-------- TASK DATA

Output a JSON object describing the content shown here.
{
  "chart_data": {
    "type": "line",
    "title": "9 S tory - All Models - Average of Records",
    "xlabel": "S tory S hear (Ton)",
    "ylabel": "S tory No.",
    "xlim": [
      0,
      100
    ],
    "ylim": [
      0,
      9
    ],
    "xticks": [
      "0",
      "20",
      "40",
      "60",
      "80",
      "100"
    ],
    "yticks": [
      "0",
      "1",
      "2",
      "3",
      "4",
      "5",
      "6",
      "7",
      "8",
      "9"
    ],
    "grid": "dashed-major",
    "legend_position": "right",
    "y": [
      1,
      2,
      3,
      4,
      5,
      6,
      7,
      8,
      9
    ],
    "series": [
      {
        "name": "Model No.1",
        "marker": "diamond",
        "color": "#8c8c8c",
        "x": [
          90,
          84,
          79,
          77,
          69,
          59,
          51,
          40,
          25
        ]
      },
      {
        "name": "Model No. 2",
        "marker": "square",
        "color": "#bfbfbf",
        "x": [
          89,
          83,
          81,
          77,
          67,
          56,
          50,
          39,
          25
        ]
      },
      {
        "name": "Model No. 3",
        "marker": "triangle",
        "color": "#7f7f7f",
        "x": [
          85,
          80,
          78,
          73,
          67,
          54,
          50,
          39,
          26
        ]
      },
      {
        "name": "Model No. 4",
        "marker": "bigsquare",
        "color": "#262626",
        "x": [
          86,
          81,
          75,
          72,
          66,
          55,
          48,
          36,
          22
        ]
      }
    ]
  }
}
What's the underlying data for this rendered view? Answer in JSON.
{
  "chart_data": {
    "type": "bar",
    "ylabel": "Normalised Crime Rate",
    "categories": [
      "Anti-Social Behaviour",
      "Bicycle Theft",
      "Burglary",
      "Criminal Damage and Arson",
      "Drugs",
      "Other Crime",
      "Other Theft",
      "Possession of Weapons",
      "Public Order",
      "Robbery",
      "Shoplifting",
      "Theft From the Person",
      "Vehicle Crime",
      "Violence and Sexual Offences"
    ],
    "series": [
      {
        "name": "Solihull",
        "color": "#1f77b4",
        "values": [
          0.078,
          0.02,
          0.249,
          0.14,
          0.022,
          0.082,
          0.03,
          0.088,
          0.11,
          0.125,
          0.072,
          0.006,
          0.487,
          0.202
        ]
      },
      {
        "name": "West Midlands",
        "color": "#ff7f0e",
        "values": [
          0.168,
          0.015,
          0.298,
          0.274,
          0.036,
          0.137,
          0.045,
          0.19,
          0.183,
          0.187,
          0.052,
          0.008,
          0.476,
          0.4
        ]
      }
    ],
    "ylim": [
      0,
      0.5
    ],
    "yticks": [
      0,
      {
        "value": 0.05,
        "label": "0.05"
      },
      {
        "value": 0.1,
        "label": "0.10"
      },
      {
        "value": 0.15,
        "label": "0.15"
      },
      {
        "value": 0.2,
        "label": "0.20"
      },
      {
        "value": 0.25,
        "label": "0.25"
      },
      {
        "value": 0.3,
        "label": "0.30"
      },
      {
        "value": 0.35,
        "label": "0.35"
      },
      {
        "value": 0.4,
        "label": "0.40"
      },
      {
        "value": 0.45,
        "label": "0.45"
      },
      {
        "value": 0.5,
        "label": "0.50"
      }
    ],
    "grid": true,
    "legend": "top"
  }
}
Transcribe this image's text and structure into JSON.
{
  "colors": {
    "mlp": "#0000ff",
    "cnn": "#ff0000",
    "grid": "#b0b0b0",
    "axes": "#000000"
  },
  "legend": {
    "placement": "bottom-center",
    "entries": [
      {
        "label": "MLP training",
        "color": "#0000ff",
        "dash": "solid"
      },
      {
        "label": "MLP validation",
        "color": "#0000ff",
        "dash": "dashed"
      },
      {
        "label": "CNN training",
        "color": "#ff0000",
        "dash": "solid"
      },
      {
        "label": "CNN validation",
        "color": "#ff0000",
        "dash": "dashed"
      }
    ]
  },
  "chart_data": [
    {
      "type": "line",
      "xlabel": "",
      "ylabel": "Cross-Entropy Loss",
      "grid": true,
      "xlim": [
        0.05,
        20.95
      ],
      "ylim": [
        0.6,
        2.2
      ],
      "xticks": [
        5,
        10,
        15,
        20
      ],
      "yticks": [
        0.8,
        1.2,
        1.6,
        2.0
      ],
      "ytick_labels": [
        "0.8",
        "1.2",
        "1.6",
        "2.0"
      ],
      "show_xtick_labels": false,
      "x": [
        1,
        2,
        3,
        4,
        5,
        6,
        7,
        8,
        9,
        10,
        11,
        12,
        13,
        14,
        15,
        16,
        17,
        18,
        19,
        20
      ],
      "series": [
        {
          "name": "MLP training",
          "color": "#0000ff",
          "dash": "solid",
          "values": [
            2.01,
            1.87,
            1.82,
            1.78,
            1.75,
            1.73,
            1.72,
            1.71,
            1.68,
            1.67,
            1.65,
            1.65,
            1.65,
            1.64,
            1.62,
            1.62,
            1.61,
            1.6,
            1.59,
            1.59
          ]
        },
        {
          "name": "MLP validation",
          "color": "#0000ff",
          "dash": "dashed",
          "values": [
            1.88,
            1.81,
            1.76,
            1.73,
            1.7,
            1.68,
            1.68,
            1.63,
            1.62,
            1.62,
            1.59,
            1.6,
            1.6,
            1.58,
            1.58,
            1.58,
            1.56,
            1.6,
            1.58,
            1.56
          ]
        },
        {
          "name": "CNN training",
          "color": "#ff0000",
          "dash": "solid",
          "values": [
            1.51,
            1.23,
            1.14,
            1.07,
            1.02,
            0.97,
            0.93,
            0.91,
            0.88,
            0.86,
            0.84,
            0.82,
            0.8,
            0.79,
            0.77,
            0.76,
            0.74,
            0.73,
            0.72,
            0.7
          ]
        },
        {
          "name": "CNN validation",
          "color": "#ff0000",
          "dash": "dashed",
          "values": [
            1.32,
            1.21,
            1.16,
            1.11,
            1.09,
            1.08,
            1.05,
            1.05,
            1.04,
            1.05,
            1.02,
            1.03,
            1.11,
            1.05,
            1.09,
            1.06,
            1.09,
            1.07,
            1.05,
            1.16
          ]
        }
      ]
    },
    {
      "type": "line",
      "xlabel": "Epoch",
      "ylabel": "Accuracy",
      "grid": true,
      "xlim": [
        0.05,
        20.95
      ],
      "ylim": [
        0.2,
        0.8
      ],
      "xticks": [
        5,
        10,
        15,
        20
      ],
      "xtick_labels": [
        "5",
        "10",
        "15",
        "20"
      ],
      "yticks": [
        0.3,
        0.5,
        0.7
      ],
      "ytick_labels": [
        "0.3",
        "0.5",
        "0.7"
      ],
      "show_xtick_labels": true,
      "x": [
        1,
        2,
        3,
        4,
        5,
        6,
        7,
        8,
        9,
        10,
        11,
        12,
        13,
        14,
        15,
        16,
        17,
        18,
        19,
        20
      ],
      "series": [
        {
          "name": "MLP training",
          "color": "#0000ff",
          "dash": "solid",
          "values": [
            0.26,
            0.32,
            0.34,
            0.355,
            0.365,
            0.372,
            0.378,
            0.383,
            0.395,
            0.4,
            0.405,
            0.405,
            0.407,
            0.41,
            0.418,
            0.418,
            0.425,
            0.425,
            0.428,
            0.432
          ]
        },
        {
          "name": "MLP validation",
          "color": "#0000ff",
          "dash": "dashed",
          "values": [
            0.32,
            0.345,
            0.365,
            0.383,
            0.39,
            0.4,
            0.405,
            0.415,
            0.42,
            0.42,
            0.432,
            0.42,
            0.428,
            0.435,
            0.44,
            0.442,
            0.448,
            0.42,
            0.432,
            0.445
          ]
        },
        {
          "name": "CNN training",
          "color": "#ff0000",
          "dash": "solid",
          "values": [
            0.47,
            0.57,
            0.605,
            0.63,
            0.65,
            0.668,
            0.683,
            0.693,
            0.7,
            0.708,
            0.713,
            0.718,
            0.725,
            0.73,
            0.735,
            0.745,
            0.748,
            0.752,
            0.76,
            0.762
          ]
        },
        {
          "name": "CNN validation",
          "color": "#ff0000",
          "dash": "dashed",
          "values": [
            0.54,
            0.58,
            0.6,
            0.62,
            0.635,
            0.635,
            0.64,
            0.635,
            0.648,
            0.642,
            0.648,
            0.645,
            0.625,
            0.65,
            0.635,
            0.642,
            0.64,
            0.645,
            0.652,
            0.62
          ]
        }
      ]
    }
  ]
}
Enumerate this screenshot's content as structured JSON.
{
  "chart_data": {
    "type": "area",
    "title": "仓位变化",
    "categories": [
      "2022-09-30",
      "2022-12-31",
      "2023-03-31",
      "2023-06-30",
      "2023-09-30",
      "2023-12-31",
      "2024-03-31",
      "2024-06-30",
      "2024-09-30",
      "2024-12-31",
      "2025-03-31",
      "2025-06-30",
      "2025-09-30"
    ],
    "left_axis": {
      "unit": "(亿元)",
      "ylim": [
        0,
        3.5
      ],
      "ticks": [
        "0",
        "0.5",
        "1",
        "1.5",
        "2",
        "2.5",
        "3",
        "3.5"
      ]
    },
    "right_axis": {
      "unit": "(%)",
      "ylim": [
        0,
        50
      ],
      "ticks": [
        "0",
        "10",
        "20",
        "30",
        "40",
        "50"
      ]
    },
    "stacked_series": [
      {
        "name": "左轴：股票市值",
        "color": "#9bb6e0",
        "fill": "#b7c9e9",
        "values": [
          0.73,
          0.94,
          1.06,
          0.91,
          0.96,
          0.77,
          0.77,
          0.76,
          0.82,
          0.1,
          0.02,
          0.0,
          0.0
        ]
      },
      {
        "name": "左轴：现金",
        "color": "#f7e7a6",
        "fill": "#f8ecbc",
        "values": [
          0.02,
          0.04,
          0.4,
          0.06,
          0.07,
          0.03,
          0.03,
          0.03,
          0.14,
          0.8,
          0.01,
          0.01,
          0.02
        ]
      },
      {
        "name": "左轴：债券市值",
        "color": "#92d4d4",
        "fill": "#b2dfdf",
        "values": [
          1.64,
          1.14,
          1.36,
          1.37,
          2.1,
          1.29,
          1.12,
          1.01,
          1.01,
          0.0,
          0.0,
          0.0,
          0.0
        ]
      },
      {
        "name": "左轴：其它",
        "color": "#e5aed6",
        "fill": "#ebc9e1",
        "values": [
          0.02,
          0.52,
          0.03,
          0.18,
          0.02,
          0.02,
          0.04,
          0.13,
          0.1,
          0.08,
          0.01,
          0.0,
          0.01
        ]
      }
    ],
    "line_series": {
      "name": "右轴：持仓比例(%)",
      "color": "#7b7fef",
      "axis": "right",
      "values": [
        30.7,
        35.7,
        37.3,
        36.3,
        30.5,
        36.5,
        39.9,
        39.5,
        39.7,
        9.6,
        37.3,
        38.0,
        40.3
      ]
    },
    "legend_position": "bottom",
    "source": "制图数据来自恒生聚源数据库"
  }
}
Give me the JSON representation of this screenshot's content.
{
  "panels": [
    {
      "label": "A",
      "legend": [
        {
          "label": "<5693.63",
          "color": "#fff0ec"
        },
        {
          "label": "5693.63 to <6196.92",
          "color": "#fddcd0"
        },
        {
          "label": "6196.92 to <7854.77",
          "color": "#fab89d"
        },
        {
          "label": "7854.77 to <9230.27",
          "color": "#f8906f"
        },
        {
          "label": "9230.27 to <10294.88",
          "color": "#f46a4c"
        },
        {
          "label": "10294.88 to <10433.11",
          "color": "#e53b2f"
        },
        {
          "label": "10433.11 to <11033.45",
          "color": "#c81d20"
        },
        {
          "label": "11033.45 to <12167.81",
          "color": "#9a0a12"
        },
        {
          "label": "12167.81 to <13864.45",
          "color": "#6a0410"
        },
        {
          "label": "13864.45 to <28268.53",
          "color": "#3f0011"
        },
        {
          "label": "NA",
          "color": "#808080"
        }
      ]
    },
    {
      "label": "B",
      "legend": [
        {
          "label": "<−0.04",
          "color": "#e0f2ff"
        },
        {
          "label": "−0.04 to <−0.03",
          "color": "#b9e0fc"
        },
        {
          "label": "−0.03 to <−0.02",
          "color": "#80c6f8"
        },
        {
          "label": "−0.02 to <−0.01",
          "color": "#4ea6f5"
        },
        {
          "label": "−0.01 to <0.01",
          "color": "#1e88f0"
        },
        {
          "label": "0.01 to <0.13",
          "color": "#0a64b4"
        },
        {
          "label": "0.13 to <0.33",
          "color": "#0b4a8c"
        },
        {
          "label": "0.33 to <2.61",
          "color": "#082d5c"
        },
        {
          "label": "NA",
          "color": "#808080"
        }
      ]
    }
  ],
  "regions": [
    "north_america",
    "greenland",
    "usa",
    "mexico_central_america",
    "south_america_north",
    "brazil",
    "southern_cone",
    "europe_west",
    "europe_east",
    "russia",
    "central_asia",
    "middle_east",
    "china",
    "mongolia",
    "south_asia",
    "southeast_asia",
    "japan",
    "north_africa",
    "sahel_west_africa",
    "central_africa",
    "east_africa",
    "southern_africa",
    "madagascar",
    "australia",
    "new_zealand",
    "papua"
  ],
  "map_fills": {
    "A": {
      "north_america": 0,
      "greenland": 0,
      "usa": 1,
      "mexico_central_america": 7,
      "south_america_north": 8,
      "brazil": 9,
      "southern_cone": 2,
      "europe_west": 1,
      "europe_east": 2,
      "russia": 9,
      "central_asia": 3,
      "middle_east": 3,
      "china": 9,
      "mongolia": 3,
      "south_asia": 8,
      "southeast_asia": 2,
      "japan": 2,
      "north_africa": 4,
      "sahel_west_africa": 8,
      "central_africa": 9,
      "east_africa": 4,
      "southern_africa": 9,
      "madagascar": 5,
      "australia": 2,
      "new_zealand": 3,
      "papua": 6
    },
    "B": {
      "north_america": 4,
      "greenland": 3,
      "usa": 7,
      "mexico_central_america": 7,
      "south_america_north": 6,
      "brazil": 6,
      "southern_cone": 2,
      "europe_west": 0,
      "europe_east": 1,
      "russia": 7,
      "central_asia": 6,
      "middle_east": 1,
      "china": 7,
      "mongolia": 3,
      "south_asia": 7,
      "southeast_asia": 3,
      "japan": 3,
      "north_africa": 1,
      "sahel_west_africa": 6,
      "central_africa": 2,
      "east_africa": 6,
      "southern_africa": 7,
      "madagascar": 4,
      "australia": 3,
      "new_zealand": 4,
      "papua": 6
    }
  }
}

----------------

> [REQUEST] Report only the number of lines in the listing that contain the word "Theft".

> [RESPONSE] 3